» Set problem
Of the lines in the listing below, how many hold "December"? Answer with the number only.

» Records supplied
..............................

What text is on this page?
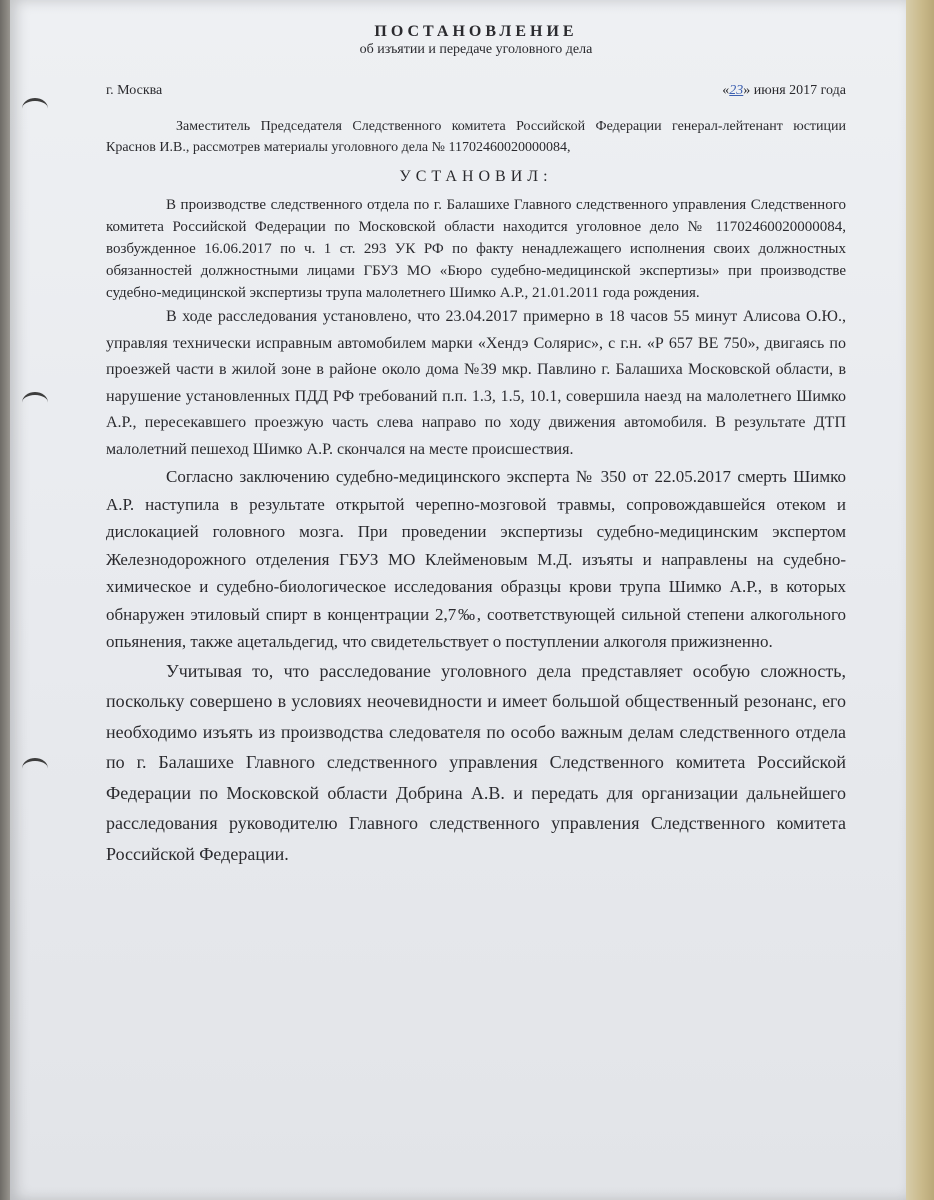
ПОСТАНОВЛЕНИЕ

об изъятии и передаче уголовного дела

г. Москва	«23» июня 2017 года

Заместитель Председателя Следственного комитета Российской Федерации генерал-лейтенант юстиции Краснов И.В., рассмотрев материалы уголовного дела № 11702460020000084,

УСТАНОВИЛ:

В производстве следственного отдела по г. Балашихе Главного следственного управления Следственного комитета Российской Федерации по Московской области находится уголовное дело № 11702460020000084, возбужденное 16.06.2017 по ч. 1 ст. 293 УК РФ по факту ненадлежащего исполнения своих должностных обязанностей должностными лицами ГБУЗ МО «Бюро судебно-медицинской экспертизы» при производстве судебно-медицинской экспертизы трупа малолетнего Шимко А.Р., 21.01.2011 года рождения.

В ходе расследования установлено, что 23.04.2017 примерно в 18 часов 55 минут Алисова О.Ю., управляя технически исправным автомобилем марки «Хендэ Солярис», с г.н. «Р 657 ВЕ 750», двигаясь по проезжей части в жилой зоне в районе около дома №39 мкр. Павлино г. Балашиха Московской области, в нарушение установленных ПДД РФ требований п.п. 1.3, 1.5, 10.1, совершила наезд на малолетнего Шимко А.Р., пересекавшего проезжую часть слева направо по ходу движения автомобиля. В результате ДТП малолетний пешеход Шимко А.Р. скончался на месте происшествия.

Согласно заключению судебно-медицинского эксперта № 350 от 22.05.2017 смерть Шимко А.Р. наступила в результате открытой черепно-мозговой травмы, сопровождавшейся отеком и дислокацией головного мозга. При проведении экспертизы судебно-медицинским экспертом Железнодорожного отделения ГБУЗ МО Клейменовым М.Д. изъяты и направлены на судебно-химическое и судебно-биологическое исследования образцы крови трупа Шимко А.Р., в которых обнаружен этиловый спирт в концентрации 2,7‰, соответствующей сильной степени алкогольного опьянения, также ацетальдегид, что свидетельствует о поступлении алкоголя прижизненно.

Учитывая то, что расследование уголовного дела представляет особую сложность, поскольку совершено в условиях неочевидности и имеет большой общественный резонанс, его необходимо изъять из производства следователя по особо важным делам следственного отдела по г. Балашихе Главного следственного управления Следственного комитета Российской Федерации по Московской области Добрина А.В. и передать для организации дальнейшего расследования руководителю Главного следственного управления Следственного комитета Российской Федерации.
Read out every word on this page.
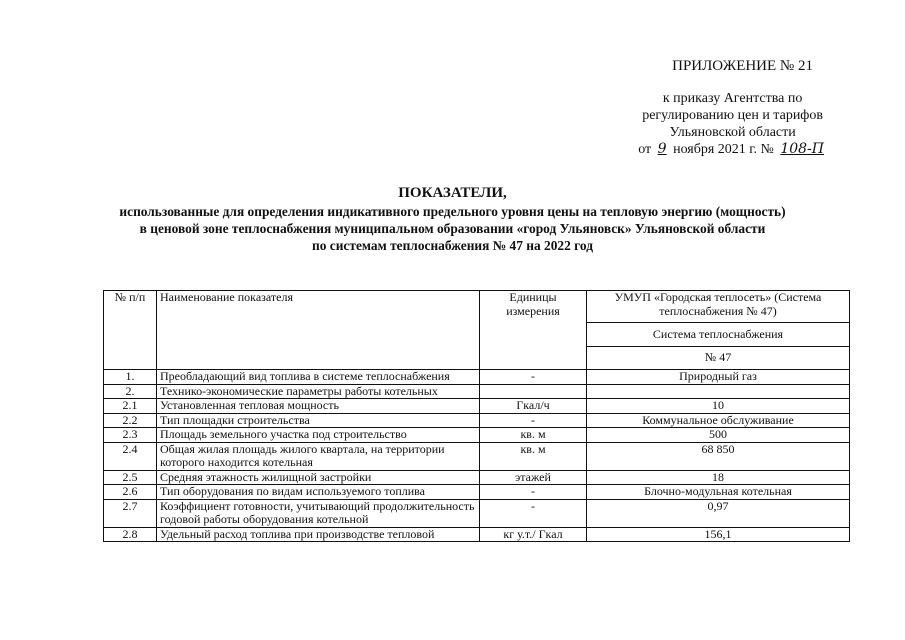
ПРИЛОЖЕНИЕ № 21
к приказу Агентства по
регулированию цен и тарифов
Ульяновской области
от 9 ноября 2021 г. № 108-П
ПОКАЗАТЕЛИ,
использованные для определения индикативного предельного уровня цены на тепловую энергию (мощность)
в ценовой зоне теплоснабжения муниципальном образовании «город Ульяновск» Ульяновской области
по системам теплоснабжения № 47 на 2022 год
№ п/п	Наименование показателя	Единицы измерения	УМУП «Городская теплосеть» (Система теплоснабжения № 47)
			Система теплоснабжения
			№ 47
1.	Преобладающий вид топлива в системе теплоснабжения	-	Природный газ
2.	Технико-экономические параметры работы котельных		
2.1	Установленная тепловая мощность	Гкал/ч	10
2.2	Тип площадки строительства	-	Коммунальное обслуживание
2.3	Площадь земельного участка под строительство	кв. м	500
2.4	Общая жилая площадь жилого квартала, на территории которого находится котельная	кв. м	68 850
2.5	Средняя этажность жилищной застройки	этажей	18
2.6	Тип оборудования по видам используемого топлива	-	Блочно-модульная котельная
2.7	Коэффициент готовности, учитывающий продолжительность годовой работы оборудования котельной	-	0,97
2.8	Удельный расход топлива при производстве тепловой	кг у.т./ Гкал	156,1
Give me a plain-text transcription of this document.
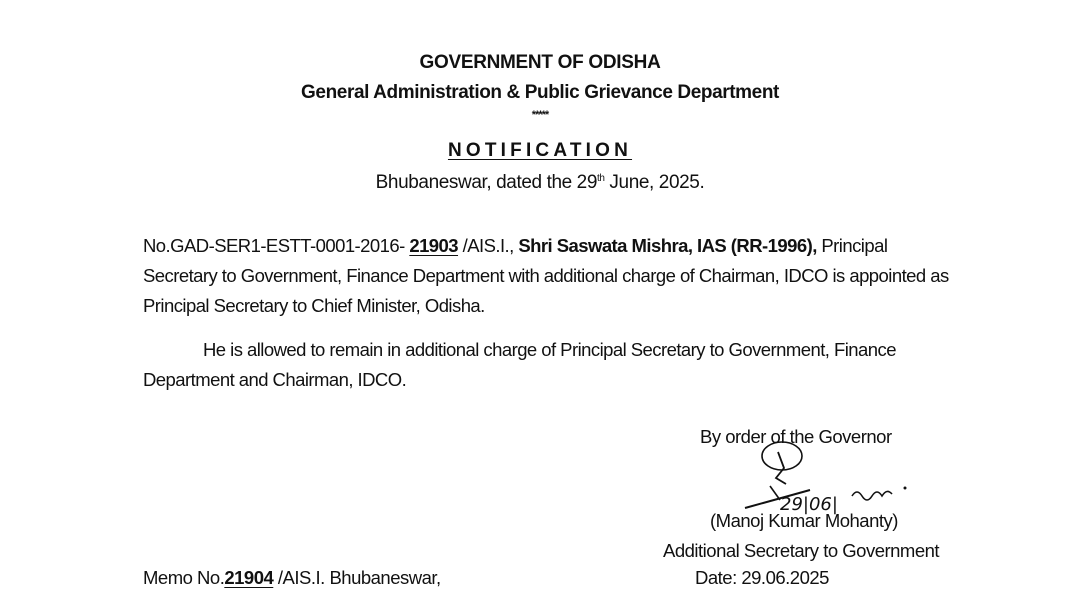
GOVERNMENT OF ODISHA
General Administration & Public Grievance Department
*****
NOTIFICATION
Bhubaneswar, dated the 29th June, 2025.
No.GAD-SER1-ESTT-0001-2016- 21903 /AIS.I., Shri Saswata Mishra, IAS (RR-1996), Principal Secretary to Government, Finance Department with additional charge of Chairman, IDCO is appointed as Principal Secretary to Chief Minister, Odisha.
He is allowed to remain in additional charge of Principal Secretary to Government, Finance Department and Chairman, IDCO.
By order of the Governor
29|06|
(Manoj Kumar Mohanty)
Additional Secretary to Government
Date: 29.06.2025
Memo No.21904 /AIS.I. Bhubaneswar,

..............................

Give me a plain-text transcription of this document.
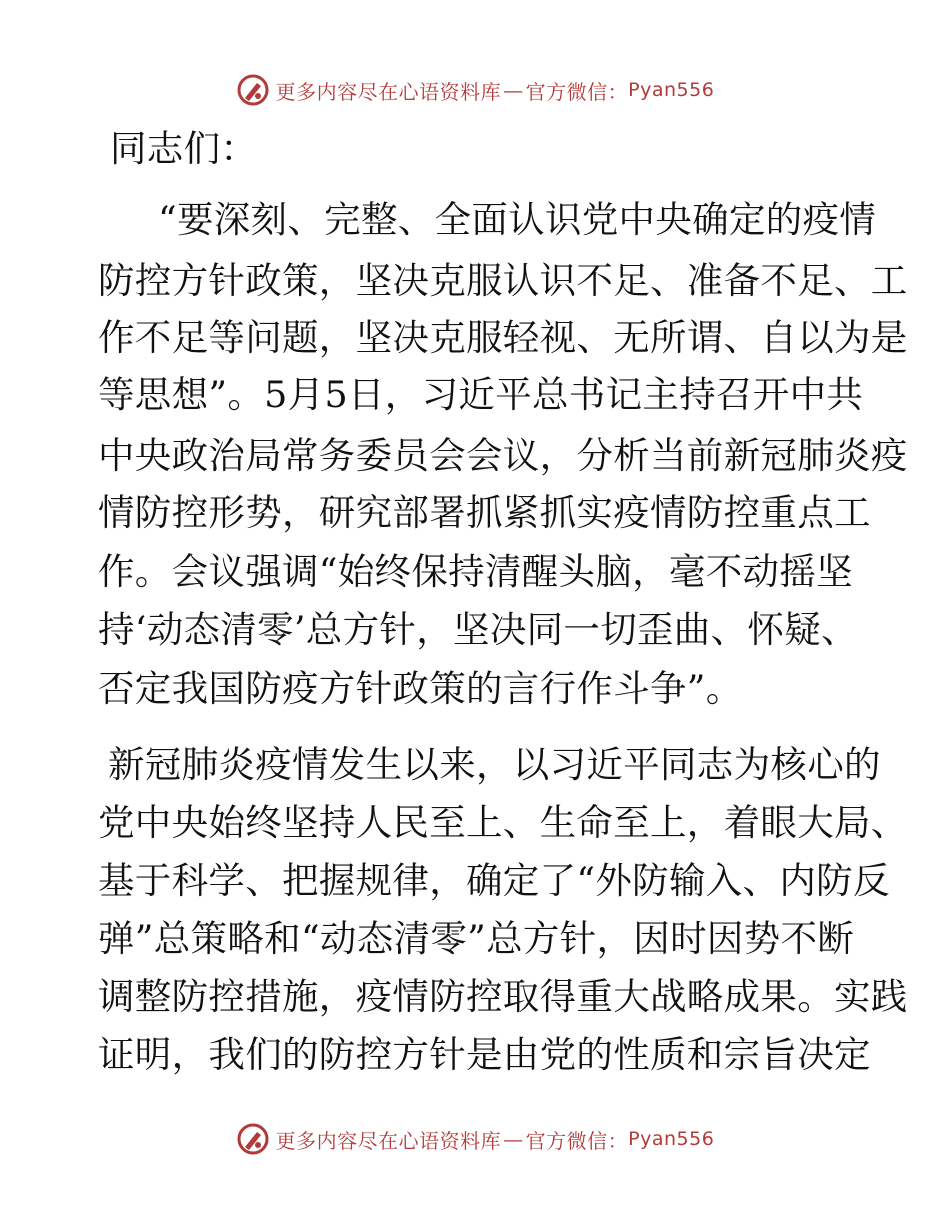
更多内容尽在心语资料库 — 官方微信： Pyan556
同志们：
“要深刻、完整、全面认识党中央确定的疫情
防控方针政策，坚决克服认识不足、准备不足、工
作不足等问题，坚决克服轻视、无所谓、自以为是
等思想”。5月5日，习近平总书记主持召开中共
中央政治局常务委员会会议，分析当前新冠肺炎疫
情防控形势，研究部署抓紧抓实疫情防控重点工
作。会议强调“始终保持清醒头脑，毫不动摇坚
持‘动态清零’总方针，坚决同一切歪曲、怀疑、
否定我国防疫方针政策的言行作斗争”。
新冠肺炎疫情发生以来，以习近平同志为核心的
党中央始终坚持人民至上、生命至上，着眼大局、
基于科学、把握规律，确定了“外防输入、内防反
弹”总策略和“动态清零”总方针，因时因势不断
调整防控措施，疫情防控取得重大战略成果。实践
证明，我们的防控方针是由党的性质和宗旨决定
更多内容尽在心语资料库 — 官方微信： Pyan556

..............................

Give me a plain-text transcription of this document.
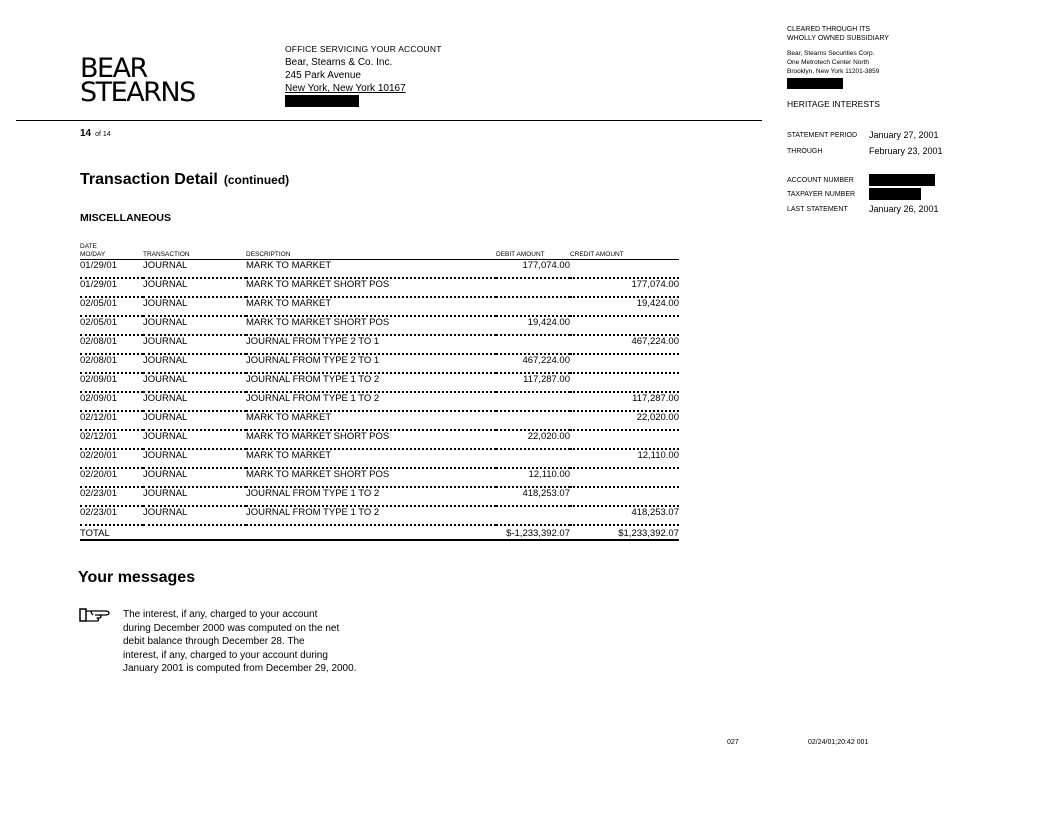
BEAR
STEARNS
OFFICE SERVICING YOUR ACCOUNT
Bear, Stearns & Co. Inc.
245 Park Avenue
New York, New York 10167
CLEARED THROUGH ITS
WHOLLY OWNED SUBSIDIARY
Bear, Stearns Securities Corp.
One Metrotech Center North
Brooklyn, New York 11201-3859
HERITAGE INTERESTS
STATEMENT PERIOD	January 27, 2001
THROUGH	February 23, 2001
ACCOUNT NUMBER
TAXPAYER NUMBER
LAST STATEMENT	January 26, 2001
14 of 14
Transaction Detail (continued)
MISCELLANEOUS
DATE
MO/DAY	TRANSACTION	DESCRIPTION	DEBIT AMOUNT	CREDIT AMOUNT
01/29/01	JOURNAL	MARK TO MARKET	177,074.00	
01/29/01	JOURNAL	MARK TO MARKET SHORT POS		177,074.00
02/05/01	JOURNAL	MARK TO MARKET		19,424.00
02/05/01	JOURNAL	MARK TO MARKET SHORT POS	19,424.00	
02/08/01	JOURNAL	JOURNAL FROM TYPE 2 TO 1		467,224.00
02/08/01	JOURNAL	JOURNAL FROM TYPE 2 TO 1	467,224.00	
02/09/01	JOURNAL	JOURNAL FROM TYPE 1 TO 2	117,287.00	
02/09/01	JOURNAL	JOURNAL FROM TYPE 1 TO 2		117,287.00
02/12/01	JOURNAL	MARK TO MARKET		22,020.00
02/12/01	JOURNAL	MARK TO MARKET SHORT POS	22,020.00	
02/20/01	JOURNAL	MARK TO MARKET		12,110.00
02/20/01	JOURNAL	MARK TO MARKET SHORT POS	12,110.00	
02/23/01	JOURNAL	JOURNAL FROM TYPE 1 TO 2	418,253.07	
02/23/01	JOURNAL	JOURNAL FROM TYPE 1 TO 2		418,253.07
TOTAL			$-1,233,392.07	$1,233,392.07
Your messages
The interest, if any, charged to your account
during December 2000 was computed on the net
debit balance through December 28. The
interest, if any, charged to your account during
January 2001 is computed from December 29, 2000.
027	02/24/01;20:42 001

..............................

» Answer
3